[Figure contents as structured data]
________________________
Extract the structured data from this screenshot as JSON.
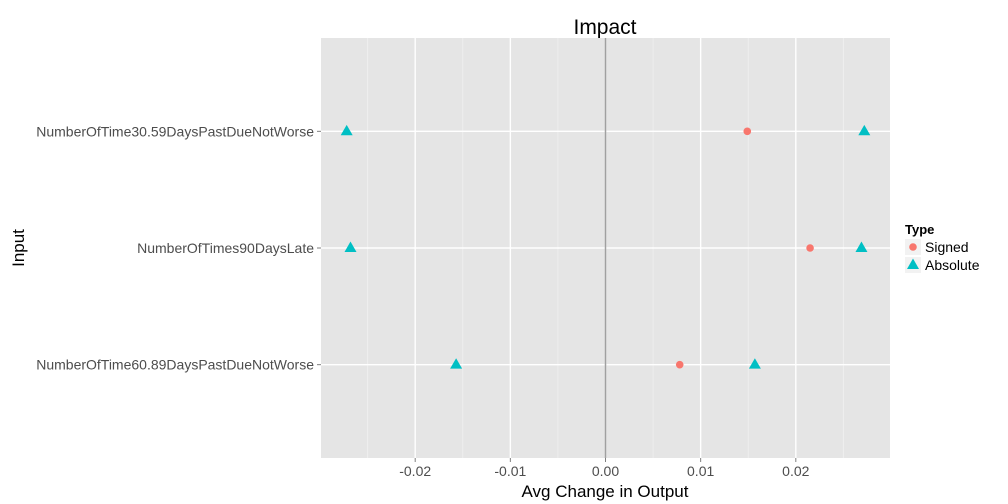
{
  "chart_data": {
    "type": "scatter",
    "title": "Impact",
    "xlabel": "Avg Change in Output",
    "ylabel": "Input",
    "xlim": [
      -0.0299,
      0.0299
    ],
    "x_ticks": [
      -0.02,
      -0.01,
      0.0,
      0.01,
      0.02
    ],
    "x_tick_labels": [
      "-0.02",
      "-0.01",
      "0.00",
      "0.01",
      "0.02"
    ],
    "categories": [
      "NumberOfTime30.59DaysPastDueNotWorse",
      "NumberOfTimes90DaysLate",
      "NumberOfTime60.89DaysPastDueNotWorse"
    ],
    "reference_line_x": 0,
    "grid": true,
    "legend": {
      "title": "Type",
      "position": "right"
    },
    "series": [
      {
        "name": "Signed",
        "marker": "circle",
        "color": "#f8766d",
        "points": [
          {
            "category": "NumberOfTime30.59DaysPastDueNotWorse",
            "x": 0.0149
          },
          {
            "category": "NumberOfTimes90DaysLate",
            "x": 0.0215
          },
          {
            "category": "NumberOfTime60.89DaysPastDueNotWorse",
            "x": 0.0078
          }
        ]
      },
      {
        "name": "Absolute",
        "marker": "triangle",
        "color": "#00bfc4",
        "points": [
          {
            "category": "NumberOfTime30.59DaysPastDueNotWorse",
            "x": -0.0272
          },
          {
            "category": "NumberOfTime30.59DaysPastDueNotWorse",
            "x": 0.0272
          },
          {
            "category": "NumberOfTimes90DaysLate",
            "x": -0.0268
          },
          {
            "category": "NumberOfTimes90DaysLate",
            "x": 0.0269
          },
          {
            "category": "NumberOfTime60.89DaysPastDueNotWorse",
            "x": -0.0157
          },
          {
            "category": "NumberOfTime60.89DaysPastDueNotWorse",
            "x": 0.0157
          }
        ]
      }
    ]
  }
}
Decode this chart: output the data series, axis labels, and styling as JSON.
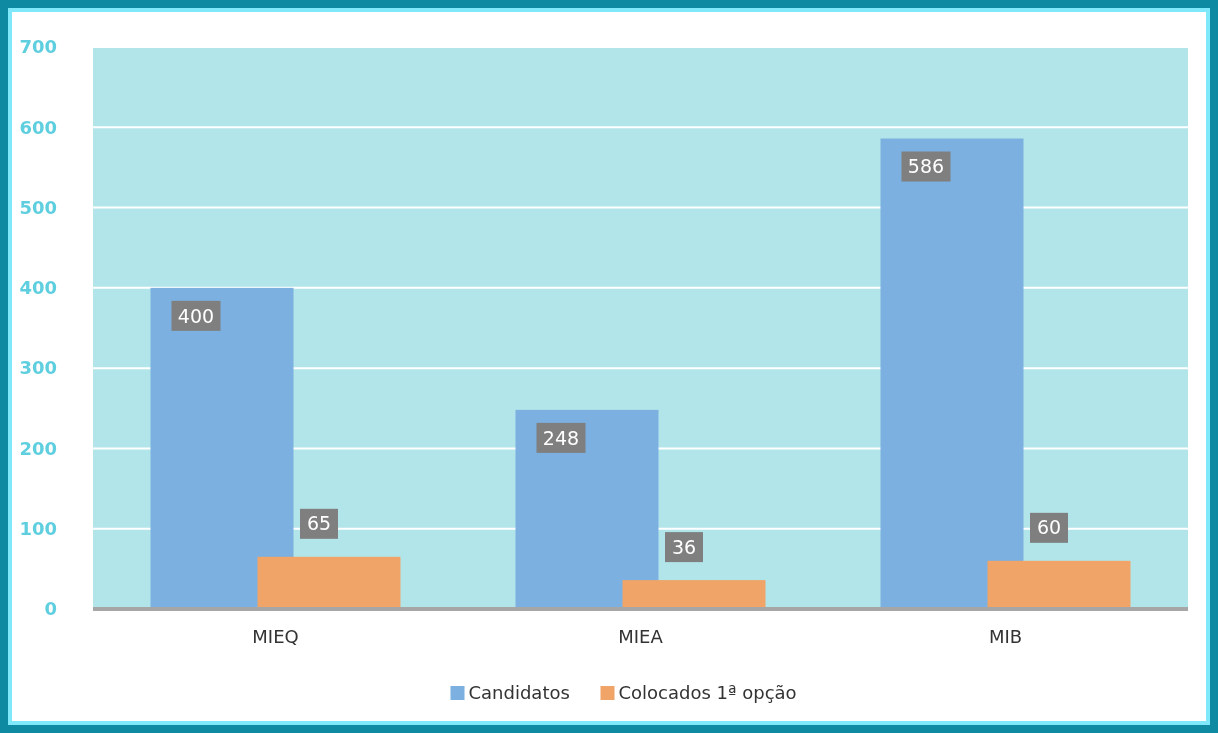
{
  "chart_data": {
    "type": "bar",
    "categories": [
      "MIEQ",
      "MIEA",
      "MIB"
    ],
    "series": [
      {
        "name": "Candidatos",
        "color": "#7cb0e0",
        "values": [
          400,
          248,
          586
        ]
      },
      {
        "name": "Colocados 1ª opção",
        "color": "#f0a468",
        "values": [
          65,
          36,
          60
        ]
      }
    ],
    "ylim": [
      0,
      700
    ],
    "yticks": [
      0,
      100,
      200,
      300,
      400,
      500,
      600,
      700
    ],
    "grid": "y",
    "legend": "bottom",
    "data_labels": true
  }
}
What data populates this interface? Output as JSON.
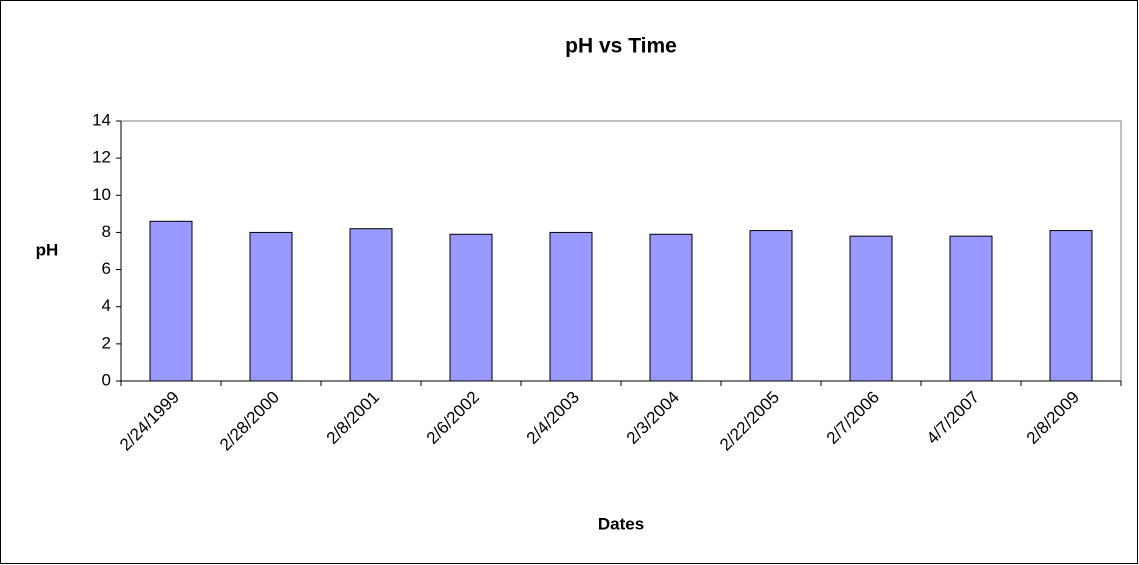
{
  "chart_data": {
    "type": "bar",
    "title": "pH vs Time",
    "x_label": "Dates",
    "y_label": "pH",
    "categories": [
      "2/24/1999",
      "2/28/2000",
      "2/8/2001",
      "2/6/2002",
      "2/4/2003",
      "2/3/2004",
      "2/22/2005",
      "2/7/2006",
      "4/7/2007",
      "2/8/2009"
    ],
    "values": [
      8.6,
      8.0,
      8.2,
      7.9,
      8.0,
      7.9,
      8.1,
      7.8,
      7.8,
      8.1
    ],
    "color": "#9999ff",
    "ylim": [
      0,
      14
    ],
    "yticks": [
      0,
      2,
      4,
      6,
      8,
      10,
      12,
      14
    ],
    "grid": false
  }
}
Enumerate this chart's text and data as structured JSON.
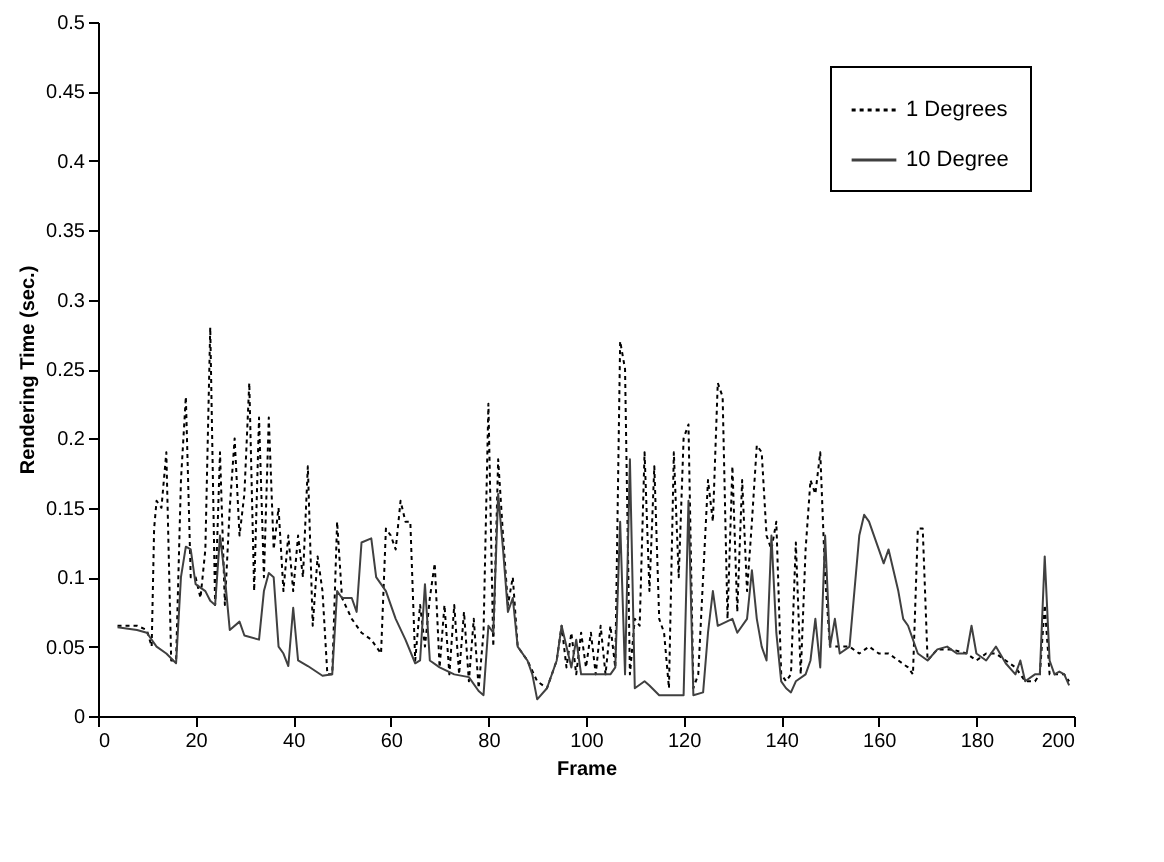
{
  "chart_data": {
    "type": "line",
    "xlabel": "Frame",
    "ylabel": "Rendering Time (sec.)",
    "xlim": [
      0,
      200
    ],
    "ylim": [
      0,
      0.5
    ],
    "xticks": [
      0,
      20,
      40,
      60,
      80,
      100,
      120,
      140,
      160,
      180,
      200
    ],
    "yticks": [
      0,
      0.05,
      0.1,
      0.15,
      0.2,
      0.25,
      0.3,
      0.35,
      0.4,
      0.45,
      0.5
    ],
    "grid": false,
    "legend": "top right",
    "marker": "none",
    "series": [
      {
        "name": "1 Degrees",
        "color": "#000000",
        "line_style": "dotted",
        "x": [
          4,
          8,
          10,
          11,
          11.5,
          12,
          13,
          14,
          15,
          16,
          17,
          18,
          19,
          20,
          21,
          22,
          23,
          24,
          25,
          26,
          27,
          28,
          29,
          30,
          31,
          32,
          33,
          34,
          35,
          36,
          37,
          38,
          39,
          40,
          41,
          42,
          43,
          44,
          45,
          46,
          47,
          48,
          49,
          50,
          52,
          54,
          56,
          58,
          59,
          60,
          61,
          62,
          63,
          64,
          65,
          66,
          67,
          68,
          69,
          70,
          71,
          72,
          73,
          74,
          75,
          76,
          77,
          78,
          79,
          80,
          81,
          82,
          83,
          84,
          85,
          86,
          88,
          90,
          92,
          94,
          95,
          96,
          97,
          98,
          99,
          100,
          101,
          102,
          103,
          104,
          105,
          106,
          107,
          108,
          109,
          110,
          111,
          112,
          113,
          114,
          115,
          116,
          117,
          118,
          119,
          120,
          121,
          122,
          123,
          124,
          125,
          126,
          127,
          128,
          129,
          130,
          131,
          132,
          133,
          134,
          135,
          136,
          137,
          138,
          139,
          140,
          141,
          142,
          143,
          144,
          145,
          146,
          147,
          148,
          149,
          150,
          152,
          154,
          156,
          158,
          160,
          162,
          164,
          166,
          167,
          168,
          169,
          170,
          172,
          175,
          178,
          180,
          182,
          184,
          186,
          188,
          190,
          192,
          193,
          194,
          195,
          196,
          198,
          199
        ],
        "values": [
          0.065,
          0.065,
          0.062,
          0.05,
          0.135,
          0.155,
          0.15,
          0.19,
          0.04,
          0.04,
          0.17,
          0.23,
          0.1,
          0.1,
          0.085,
          0.12,
          0.28,
          0.08,
          0.19,
          0.08,
          0.15,
          0.2,
          0.13,
          0.16,
          0.24,
          0.09,
          0.215,
          0.1,
          0.215,
          0.12,
          0.15,
          0.09,
          0.13,
          0.09,
          0.13,
          0.1,
          0.18,
          0.065,
          0.115,
          0.09,
          0.03,
          0.03,
          0.14,
          0.085,
          0.07,
          0.06,
          0.055,
          0.045,
          0.135,
          0.13,
          0.12,
          0.155,
          0.14,
          0.14,
          0.04,
          0.08,
          0.05,
          0.085,
          0.11,
          0.035,
          0.08,
          0.03,
          0.08,
          0.03,
          0.075,
          0.025,
          0.07,
          0.02,
          0.06,
          0.225,
          0.05,
          0.185,
          0.13,
          0.08,
          0.1,
          0.05,
          0.04,
          0.025,
          0.02,
          0.04,
          0.065,
          0.035,
          0.06,
          0.03,
          0.06,
          0.035,
          0.06,
          0.03,
          0.065,
          0.03,
          0.065,
          0.035,
          0.27,
          0.25,
          0.03,
          0.07,
          0.065,
          0.19,
          0.09,
          0.18,
          0.07,
          0.06,
          0.02,
          0.19,
          0.1,
          0.2,
          0.21,
          0.02,
          0.03,
          0.1,
          0.17,
          0.14,
          0.24,
          0.23,
          0.07,
          0.18,
          0.075,
          0.17,
          0.09,
          0.14,
          0.195,
          0.19,
          0.13,
          0.12,
          0.14,
          0.03,
          0.025,
          0.03,
          0.125,
          0.03,
          0.12,
          0.17,
          0.16,
          0.19,
          0.1,
          0.05,
          0.05,
          0.05,
          0.045,
          0.05,
          0.045,
          0.045,
          0.04,
          0.035,
          0.03,
          0.135,
          0.135,
          0.04,
          0.048,
          0.048,
          0.045,
          0.04,
          0.045,
          0.045,
          0.04,
          0.035,
          0.025,
          0.025,
          0.03,
          0.08,
          0.03,
          0.03,
          0.03,
          0.025
        ]
      },
      {
        "name": "10 Degree",
        "color": "#404040",
        "line_style": "solid",
        "x": [
          4,
          8,
          10,
          12,
          14,
          16,
          17,
          18,
          19,
          20,
          22,
          23,
          24,
          25,
          26,
          27,
          29,
          30,
          33,
          34,
          35,
          36,
          37,
          38,
          39,
          40,
          41,
          43,
          46,
          48,
          49,
          50,
          52,
          53,
          54,
          56,
          57,
          59,
          61,
          63,
          65,
          66,
          67,
          68,
          70,
          73,
          76,
          78,
          79,
          80,
          81,
          82,
          83,
          84,
          85,
          86,
          88,
          89,
          90,
          92,
          94,
          95,
          96,
          97,
          98,
          99,
          102,
          105,
          106,
          107,
          108,
          109,
          110,
          112,
          113,
          115,
          118,
          120,
          121,
          122,
          124,
          125,
          126,
          127,
          130,
          131,
          133,
          134,
          135,
          136,
          137,
          138,
          139,
          140,
          141,
          142,
          143,
          145,
          146,
          147,
          148,
          149,
          150,
          151,
          152,
          154,
          156,
          157,
          158,
          160,
          161,
          162,
          164,
          165,
          166,
          168,
          170,
          172,
          174,
          176,
          178,
          179,
          180,
          182,
          184,
          186,
          188,
          189,
          190,
          192,
          193,
          194,
          195,
          196,
          197,
          198,
          199
        ],
        "values": [
          0.064,
          0.062,
          0.06,
          0.05,
          0.045,
          0.038,
          0.1,
          0.122,
          0.12,
          0.095,
          0.09,
          0.083,
          0.08,
          0.13,
          0.1,
          0.062,
          0.068,
          0.058,
          0.055,
          0.09,
          0.103,
          0.1,
          0.05,
          0.045,
          0.036,
          0.078,
          0.04,
          0.036,
          0.029,
          0.03,
          0.09,
          0.085,
          0.085,
          0.075,
          0.125,
          0.128,
          0.1,
          0.09,
          0.07,
          0.055,
          0.038,
          0.04,
          0.095,
          0.04,
          0.035,
          0.03,
          0.028,
          0.018,
          0.015,
          0.065,
          0.06,
          0.16,
          0.12,
          0.075,
          0.085,
          0.05,
          0.04,
          0.03,
          0.012,
          0.02,
          0.04,
          0.065,
          0.05,
          0.035,
          0.055,
          0.03,
          0.03,
          0.03,
          0.035,
          0.14,
          0.03,
          0.185,
          0.02,
          0.025,
          0.022,
          0.015,
          0.015,
          0.015,
          0.155,
          0.015,
          0.017,
          0.06,
          0.09,
          0.065,
          0.07,
          0.06,
          0.07,
          0.105,
          0.07,
          0.05,
          0.04,
          0.13,
          0.06,
          0.025,
          0.02,
          0.017,
          0.025,
          0.03,
          0.04,
          0.07,
          0.035,
          0.13,
          0.05,
          0.07,
          0.045,
          0.05,
          0.13,
          0.145,
          0.14,
          0.12,
          0.11,
          0.12,
          0.09,
          0.07,
          0.065,
          0.045,
          0.04,
          0.048,
          0.05,
          0.045,
          0.045,
          0.065,
          0.045,
          0.04,
          0.05,
          0.038,
          0.03,
          0.04,
          0.025,
          0.03,
          0.03,
          0.115,
          0.04,
          0.03,
          0.032,
          0.03,
          0.022
        ]
      }
    ]
  }
}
________________________
EXERCISE: Go through the records line by line and count those containing the string "color". Give only the total.

WORKED ANSWER: 7